| DATASET CONTENT |
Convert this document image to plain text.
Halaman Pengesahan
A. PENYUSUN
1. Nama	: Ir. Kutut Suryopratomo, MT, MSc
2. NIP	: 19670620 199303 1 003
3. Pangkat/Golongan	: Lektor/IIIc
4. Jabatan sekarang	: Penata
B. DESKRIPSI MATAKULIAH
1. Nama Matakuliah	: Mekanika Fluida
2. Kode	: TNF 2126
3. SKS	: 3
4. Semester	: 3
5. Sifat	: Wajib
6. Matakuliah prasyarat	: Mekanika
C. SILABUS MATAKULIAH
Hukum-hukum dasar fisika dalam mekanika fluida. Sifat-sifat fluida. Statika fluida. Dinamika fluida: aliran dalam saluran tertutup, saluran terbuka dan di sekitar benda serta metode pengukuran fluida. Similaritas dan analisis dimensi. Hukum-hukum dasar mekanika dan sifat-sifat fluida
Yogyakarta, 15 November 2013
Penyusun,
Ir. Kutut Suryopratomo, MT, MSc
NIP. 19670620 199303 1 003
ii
--
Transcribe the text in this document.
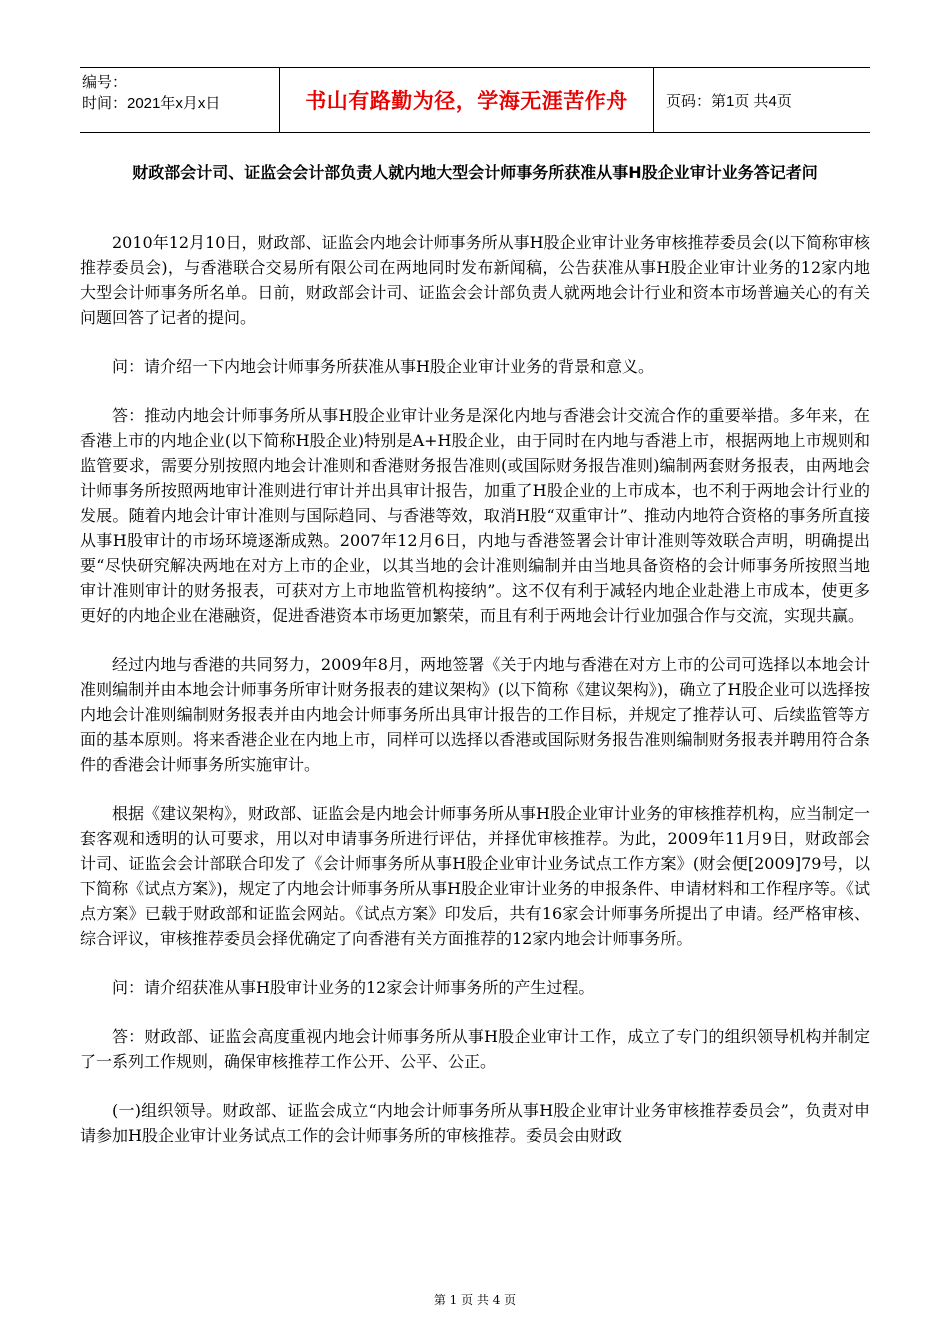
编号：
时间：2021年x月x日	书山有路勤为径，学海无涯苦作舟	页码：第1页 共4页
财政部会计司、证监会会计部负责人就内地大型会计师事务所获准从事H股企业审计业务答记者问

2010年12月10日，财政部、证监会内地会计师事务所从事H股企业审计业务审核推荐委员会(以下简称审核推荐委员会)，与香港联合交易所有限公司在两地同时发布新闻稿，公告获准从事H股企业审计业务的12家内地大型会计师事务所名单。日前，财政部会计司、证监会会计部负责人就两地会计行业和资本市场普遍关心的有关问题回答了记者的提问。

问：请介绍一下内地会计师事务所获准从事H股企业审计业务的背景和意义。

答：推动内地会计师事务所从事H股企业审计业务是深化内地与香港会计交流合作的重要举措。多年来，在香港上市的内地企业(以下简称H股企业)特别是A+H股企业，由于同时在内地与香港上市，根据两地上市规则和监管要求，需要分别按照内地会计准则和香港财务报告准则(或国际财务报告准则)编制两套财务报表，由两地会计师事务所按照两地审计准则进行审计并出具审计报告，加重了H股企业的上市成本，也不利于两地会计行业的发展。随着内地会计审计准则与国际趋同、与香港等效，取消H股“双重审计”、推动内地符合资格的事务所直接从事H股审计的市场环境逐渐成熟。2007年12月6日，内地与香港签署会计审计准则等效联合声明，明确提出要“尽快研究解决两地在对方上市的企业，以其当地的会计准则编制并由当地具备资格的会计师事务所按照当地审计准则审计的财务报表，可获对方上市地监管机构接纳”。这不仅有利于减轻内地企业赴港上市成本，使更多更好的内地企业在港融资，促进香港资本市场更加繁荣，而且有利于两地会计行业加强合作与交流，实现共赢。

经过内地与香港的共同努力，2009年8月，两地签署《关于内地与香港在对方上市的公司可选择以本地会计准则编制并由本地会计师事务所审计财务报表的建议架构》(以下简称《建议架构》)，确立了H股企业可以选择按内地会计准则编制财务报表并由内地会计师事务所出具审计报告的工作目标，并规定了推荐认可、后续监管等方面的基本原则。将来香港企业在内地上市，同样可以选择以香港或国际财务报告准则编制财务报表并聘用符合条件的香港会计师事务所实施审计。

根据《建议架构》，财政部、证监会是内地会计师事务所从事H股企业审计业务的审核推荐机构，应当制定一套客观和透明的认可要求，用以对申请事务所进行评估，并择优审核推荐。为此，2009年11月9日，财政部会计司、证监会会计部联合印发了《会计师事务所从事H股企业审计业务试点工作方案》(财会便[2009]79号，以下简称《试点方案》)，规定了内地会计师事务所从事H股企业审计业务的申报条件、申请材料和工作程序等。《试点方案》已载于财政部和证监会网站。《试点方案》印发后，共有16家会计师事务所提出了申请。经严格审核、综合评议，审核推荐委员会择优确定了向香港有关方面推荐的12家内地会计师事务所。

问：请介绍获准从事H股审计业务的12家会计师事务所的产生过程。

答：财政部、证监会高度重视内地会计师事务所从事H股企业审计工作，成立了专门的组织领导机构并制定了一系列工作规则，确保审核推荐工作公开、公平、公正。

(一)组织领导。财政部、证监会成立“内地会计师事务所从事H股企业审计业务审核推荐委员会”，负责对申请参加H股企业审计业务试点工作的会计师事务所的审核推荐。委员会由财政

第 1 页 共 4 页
==
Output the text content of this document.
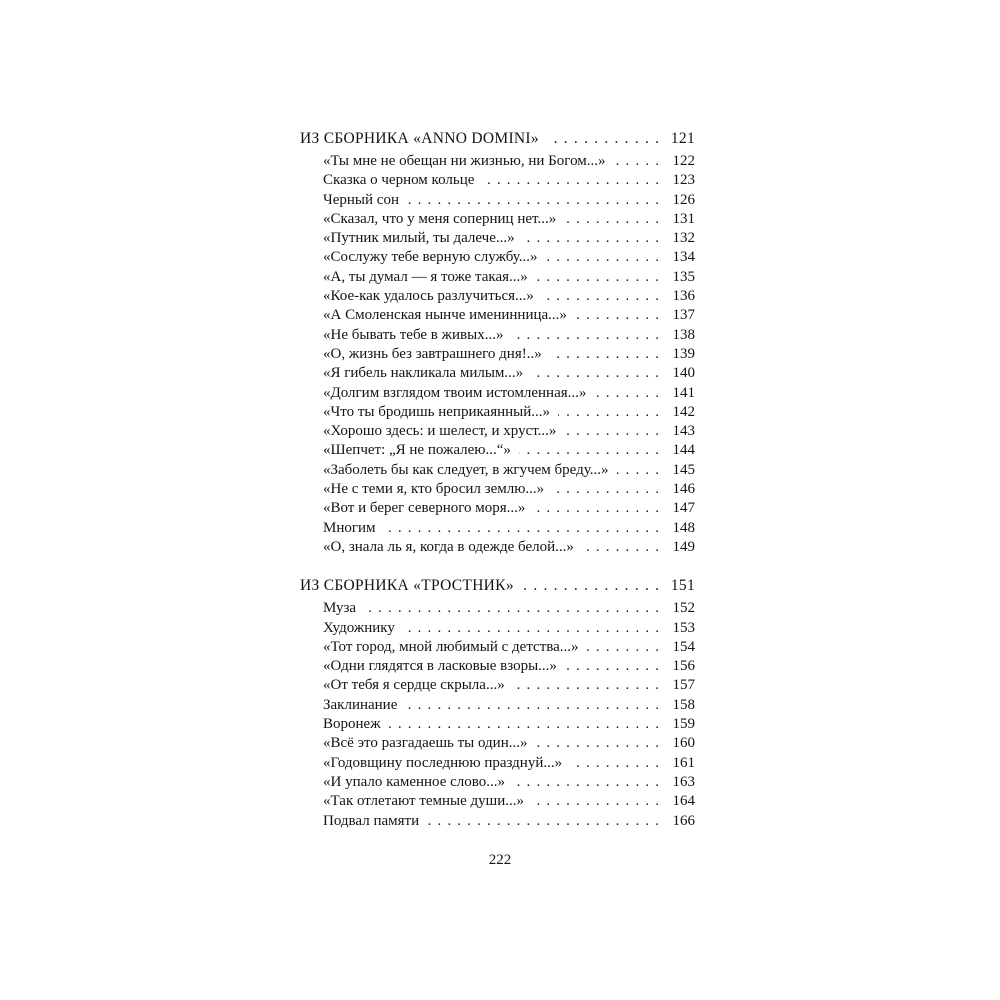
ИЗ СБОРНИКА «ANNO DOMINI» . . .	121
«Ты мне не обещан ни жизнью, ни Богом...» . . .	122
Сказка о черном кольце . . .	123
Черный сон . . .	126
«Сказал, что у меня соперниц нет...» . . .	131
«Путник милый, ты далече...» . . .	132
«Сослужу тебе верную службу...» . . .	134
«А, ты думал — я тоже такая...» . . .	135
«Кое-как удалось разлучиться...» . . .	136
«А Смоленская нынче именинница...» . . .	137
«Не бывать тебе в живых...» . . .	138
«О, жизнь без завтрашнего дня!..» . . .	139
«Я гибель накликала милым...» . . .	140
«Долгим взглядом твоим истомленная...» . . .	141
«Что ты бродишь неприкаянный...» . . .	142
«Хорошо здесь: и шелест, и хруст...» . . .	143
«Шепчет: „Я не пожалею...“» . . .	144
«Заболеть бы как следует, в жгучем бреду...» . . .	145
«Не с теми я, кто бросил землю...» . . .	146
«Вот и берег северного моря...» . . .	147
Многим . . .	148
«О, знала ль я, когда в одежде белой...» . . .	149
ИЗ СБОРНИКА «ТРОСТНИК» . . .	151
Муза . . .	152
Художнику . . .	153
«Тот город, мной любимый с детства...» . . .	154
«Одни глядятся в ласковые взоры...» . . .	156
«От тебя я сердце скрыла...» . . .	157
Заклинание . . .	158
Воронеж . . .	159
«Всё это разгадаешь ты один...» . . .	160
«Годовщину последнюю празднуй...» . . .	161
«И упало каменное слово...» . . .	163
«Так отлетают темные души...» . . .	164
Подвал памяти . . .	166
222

| GIVEN TASK |
Copy, from the material, each line that holds the string "text".

| OUTPUT OF THE TASK |
Convert this document image to plain text.
Transcribe the text in this document.
Output the text content of this document.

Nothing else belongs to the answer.